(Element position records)

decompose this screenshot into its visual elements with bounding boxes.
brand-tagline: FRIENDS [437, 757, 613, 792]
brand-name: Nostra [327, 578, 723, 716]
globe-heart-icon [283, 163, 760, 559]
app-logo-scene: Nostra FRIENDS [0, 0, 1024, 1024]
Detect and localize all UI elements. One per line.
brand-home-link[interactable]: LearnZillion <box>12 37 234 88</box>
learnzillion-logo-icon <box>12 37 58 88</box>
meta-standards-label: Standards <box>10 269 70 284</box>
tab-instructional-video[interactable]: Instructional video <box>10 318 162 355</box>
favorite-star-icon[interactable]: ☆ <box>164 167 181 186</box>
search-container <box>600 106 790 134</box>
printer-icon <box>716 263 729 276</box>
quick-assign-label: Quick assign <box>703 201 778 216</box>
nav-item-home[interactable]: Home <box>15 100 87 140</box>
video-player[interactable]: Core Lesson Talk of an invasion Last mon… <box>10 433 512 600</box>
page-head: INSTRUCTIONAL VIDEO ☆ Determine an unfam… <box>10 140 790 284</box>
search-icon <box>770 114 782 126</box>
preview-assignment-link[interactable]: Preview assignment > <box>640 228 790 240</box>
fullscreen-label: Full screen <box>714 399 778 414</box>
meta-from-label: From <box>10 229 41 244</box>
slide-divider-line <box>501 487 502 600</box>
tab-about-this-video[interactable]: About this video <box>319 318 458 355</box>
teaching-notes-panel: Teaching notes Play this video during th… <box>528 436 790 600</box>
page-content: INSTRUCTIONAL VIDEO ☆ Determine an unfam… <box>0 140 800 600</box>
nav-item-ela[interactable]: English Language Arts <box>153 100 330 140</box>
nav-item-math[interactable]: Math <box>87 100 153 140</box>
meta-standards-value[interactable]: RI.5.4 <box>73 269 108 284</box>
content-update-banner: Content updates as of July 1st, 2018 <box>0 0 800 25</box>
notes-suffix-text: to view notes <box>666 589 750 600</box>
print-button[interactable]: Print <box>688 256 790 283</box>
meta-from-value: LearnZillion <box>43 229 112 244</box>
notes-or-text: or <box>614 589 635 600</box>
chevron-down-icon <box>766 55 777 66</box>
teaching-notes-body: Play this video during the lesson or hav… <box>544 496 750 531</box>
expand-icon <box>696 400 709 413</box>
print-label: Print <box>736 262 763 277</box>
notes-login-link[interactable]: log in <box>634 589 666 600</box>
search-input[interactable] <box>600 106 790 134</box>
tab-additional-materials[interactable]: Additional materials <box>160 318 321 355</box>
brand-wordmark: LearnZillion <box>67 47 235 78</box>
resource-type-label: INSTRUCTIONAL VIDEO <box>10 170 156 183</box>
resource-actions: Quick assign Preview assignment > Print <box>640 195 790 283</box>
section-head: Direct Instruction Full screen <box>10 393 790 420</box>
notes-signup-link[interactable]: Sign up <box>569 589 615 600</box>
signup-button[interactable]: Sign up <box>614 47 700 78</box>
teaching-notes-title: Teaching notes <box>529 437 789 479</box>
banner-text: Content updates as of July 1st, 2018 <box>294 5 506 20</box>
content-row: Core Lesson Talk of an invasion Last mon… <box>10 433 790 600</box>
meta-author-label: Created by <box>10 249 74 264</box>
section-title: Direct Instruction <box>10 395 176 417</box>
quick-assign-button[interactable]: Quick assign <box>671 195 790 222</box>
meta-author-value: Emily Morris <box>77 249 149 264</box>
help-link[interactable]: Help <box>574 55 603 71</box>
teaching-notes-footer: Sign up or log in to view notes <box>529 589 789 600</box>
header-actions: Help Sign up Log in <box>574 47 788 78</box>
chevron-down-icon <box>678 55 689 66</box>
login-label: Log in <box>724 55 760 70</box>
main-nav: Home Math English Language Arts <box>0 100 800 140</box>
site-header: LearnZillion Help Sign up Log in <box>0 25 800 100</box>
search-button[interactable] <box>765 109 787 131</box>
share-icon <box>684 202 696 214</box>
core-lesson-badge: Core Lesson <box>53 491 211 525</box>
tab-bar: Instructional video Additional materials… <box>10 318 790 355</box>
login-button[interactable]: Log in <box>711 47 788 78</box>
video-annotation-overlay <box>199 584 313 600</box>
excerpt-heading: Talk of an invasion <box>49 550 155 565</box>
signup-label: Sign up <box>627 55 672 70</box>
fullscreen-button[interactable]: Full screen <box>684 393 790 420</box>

--

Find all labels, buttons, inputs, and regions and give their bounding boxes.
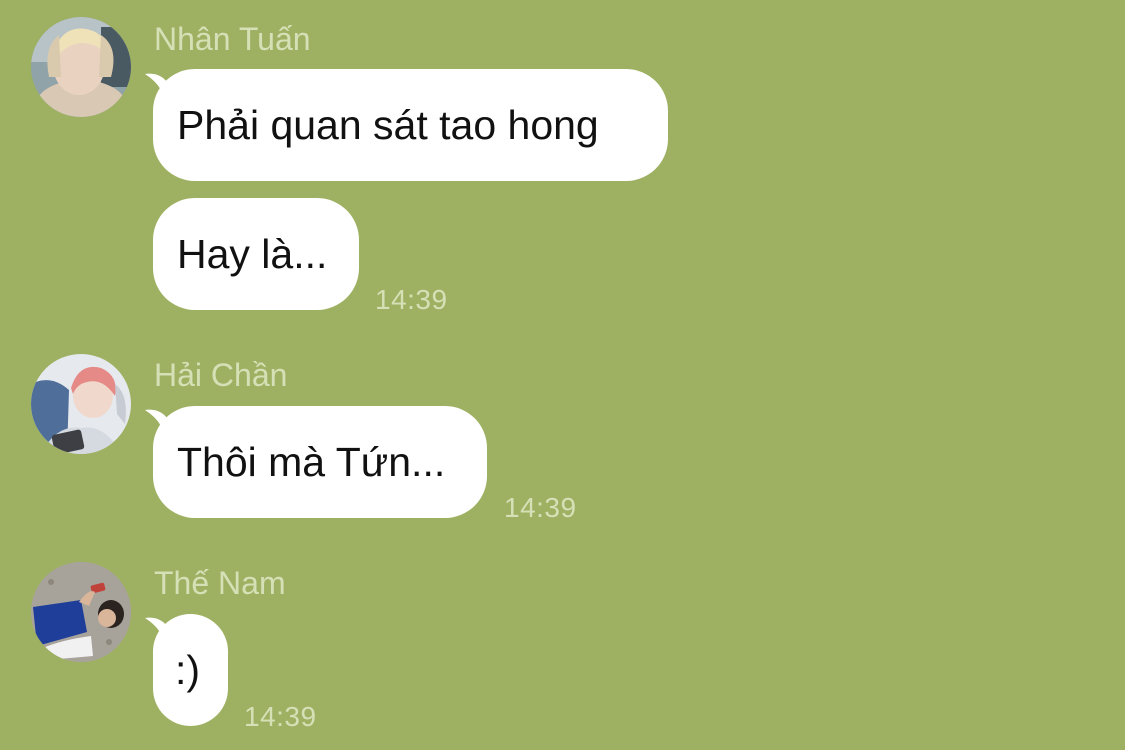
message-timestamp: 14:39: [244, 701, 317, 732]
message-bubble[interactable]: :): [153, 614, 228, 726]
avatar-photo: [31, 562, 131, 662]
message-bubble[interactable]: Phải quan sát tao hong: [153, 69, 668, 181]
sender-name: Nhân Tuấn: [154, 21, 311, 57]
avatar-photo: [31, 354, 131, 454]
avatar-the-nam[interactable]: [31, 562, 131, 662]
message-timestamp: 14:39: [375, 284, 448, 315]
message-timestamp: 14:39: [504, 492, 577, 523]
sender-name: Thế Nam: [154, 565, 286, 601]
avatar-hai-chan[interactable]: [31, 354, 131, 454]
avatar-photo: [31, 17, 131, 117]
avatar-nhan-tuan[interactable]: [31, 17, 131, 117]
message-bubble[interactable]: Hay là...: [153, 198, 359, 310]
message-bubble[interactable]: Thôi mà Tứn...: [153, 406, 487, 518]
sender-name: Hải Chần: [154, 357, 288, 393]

§ Objective
Render the records as a Markdown table with the columns "Row" and "Entry", starting at the line containing "decompose this screenshot" and ending at the line containing "tab-instructional-video[interactable]: Instructional video", both included. Number each line in the Row column, place the line in the Entry column, and leave out blank lines.

§ Answer for the task
| Row | Entry |
|---|---|
| 1 | decompose this screenshot into its visual elements with bounding boxes. |
| 2 | brand-tagline: FRIENDS [437, 757, 613, 792] |
| 3 | brand-name: Nostra [327, 578, 723, 716] |
| 4 | globe-heart-icon [283, 163, 760, 559] |
| 5 | app-logo-scene: Nostra FRIENDS [0, 0, 1024, 1024] |
| 6 | Detect and localize all UI elements. One per line. |
| 7 | brand-home-link[interactable]: LearnZillion <box>12 37 234 88</box> |
| 8 | learnzillion-logo-icon <box>12 37 58 88</box> |
| 9 | meta-standards-label: Standards <box>10 269 70 284</box> |
| 10 | tab-instructional-video[interactable]: Instructional video <box>10 318 162 355</box> |